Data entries
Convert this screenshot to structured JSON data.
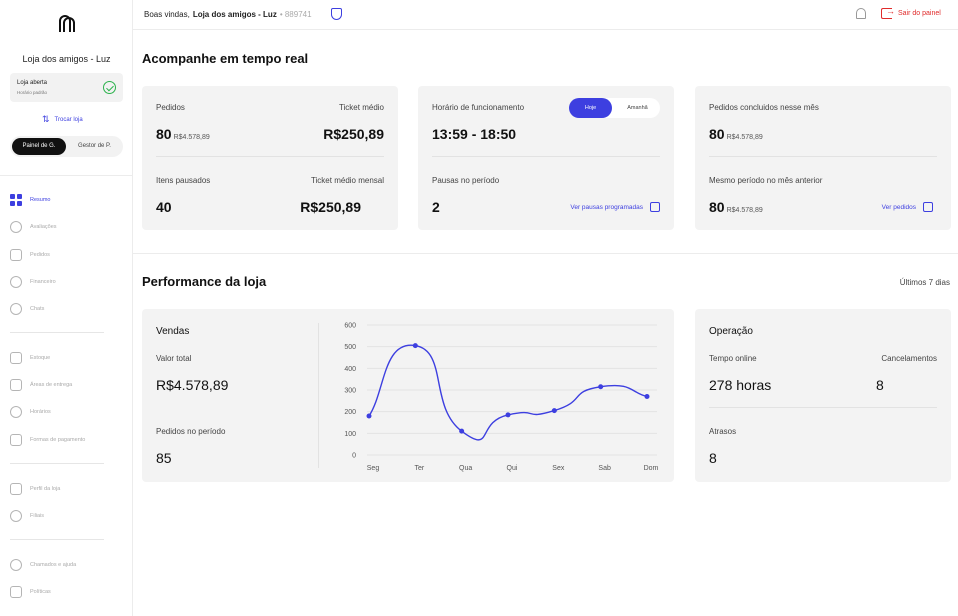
{
  "sidebar": {
    "store_name": "Loja dos amigos - Luz",
    "status_title": "Loja aberta",
    "status_sub": "Horário padrão",
    "swap_label": "Trocar loja",
    "toggle_active": "Painel de G.",
    "toggle_inactive": "Gestor de P.",
    "nav": [
      {
        "label": "Resumo",
        "icon": "grid-icon",
        "active": true
      },
      {
        "label": "Avaliações",
        "icon": "reviews-icon"
      },
      {
        "label": "Pedidos",
        "icon": "orders-icon"
      },
      {
        "label": "Financeiro",
        "icon": "money-icon"
      },
      {
        "label": "Chats",
        "icon": "chat-icon"
      },
      {
        "label": "Estoque",
        "icon": "stock-icon"
      },
      {
        "label": "Áreas de entrega",
        "icon": "map-icon"
      },
      {
        "label": "Horários",
        "icon": "clock-icon"
      },
      {
        "label": "Formas de pagamento",
        "icon": "card-icon"
      },
      {
        "label": "Perfil da loja",
        "icon": "profile-icon"
      },
      {
        "label": "Filiais",
        "icon": "branches-icon"
      },
      {
        "label": "Chamados e ajuda",
        "icon": "help-icon"
      },
      {
        "label": "Políticas",
        "icon": "policies-icon"
      }
    ]
  },
  "topbar": {
    "welcome": "Boas vindas,",
    "store": "Loja dos amigos - Luz",
    "store_id": "• 889741",
    "logout": "Sair do painel"
  },
  "realtime": {
    "title": "Acompanhe em tempo real",
    "card1": {
      "orders_label": "Pedidos",
      "orders_value": "80",
      "orders_amount": "R$4.578,89",
      "ticket_label": "Ticket médio",
      "ticket_value": "R$250,89",
      "paused_label": "Itens pausados",
      "paused_value": "40",
      "monthly_ticket_label": "Ticket médio mensal",
      "monthly_ticket_value": "R$250,89"
    },
    "card2": {
      "hours_label": "Horário de funcionamento",
      "toggle_today": "Hoje",
      "toggle_tomorrow": "Amanhã",
      "hours_value": "13:59 - 18:50",
      "pauses_label": "Pausas no período",
      "pauses_value": "2",
      "pauses_link": "Ver pausas programadas"
    },
    "card3": {
      "done_label": "Pedidos concluidos nesse mês",
      "done_value": "80",
      "done_amount": "R$4.578,89",
      "prev_label": "Mesmo período no mês anterior",
      "prev_value": "80",
      "prev_amount": "R$4.578,89",
      "orders_link": "Ver pedidos"
    }
  },
  "performance": {
    "title": "Performance da loja",
    "period": "Últimos 7 dias",
    "sales": {
      "title": "Vendas",
      "total_label": "Valor total",
      "total_value": "R$4.578,89",
      "orders_label": "Pedidos no período",
      "orders_value": "85"
    },
    "operation": {
      "title": "Operação",
      "online_label": "Tempo online",
      "online_value": "278 horas",
      "cancel_label": "Cancelamentos",
      "cancel_value": "8",
      "delays_label": "Atrasos",
      "delays_value": "8"
    }
  },
  "chart_data": {
    "type": "line",
    "categories": [
      "Seg",
      "Ter",
      "Qua",
      "Qui",
      "Sex",
      "Sab",
      "Dom"
    ],
    "x_positions": [
      0,
      1,
      2,
      3,
      4,
      5,
      6
    ],
    "values": [
      180,
      505,
      110,
      185,
      205,
      315,
      270
    ],
    "ylim": [
      0,
      600
    ],
    "yticks": [
      0,
      100,
      200,
      300,
      400,
      500,
      600
    ],
    "grid": true,
    "color": "#3d3fe0"
  }
}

• [AIM]:
Ignore the images and quote every line of the listing exactly.

• [EXERCISE OUTPUT]:
Convert this screenshot to structured JSON data.
{
  "sidebar": {
    "store_name": "Loja dos amigos - Luz",
    "status_title": "Loja aberta",
    "status_sub": "Horário padrão",
    "swap_label": "Trocar loja",
    "toggle_active": "Painel de G.",
    "toggle_inactive": "Gestor de P.",
    "nav": [
      {
        "label": "Resumo",
        "icon": "grid-icon",
        "active": true
      },
      {
        "label": "Avaliações",
        "icon": "reviews-icon"
      },
      {
        "label": "Pedidos",
        "icon": "orders-icon"
      },
      {
        "label": "Financeiro",
        "icon": "money-icon"
      },
      {
        "label": "Chats",
        "icon": "chat-icon"
      },
      {
        "label": "Estoque",
        "icon": "stock-icon"
      },
      {
        "label": "Áreas de entrega",
        "icon": "map-icon"
      },
      {
        "label": "Horários",
        "icon": "clock-icon"
      },
      {
        "label": "Formas de pagamento",
        "icon": "card-icon"
      },
      {
        "label": "Perfil da loja",
        "icon": "profile-icon"
      },
      {
        "label": "Filiais",
        "icon": "branches-icon"
      },
      {
        "label": "Chamados e ajuda",
        "icon": "help-icon"
      },
      {
        "label": "Políticas",
        "icon": "policies-icon"
      }
    ]
  },
  "topbar": {
    "welcome": "Boas vindas,",
    "store": "Loja dos amigos - Luz",
    "store_id": "• 889741",
    "logout": "Sair do painel"
  },
  "realtime": {
    "title": "Acompanhe em tempo real",
    "card1": {
      "orders_label": "Pedidos",
      "orders_value": "80",
      "orders_amount": "R$4.578,89",
      "ticket_label": "Ticket médio",
      "ticket_value": "R$250,89",
      "paused_label": "Itens pausados",
      "paused_value": "40",
      "monthly_ticket_label": "Ticket médio mensal",
      "monthly_ticket_value": "R$250,89"
    },
    "card2": {
      "hours_label": "Horário de funcionamento",
      "toggle_today": "Hoje",
      "toggle_tomorrow": "Amanhã",
      "hours_value": "13:59 - 18:50",
      "pauses_label": "Pausas no período",
      "pauses_value": "2",
      "pauses_link": "Ver pausas programadas"
    },
    "card3": {
      "done_label": "Pedidos concluidos nesse mês",
      "done_value": "80",
      "done_amount": "R$4.578,89",
      "prev_label": "Mesmo período no mês anterior",
      "prev_value": "80",
      "prev_amount": "R$4.578,89",
      "orders_link": "Ver pedidos"
    }
  },
  "performance": {
    "title": "Performance da loja",
    "period": "Últimos 7 dias",
    "sales": {
      "title": "Vendas",
      "total_label": "Valor total",
      "total_value": "R$4.578,89",
      "orders_label": "Pedidos no período",
      "orders_value": "85"
    },
    "operation": {
      "title": "Operação",
      "online_label": "Tempo online",
      "online_value": "278 horas",
      "cancel_label": "Cancelamentos",
      "cancel_value": "8",
      "delays_label": "Atrasos",
      "delays_value": "8"
    }
  },
  "chart_data": {
    "type": "line",
    "categories": [
      "Seg",
      "Ter",
      "Qua",
      "Qui",
      "Sex",
      "Sab",
      "Dom"
    ],
    "x_positions": [
      0,
      1,
      2,
      3,
      4,
      5,
      6
    ],
    "values": [
      180,
      505,
      110,
      185,
      205,
      315,
      270
    ],
    "ylim": [
      0,
      600
    ],
    "yticks": [
      0,
      100,
      200,
      300,
      400,
      500,
      600
    ],
    "grid": true,
    "color": "#3d3fe0"
  }
}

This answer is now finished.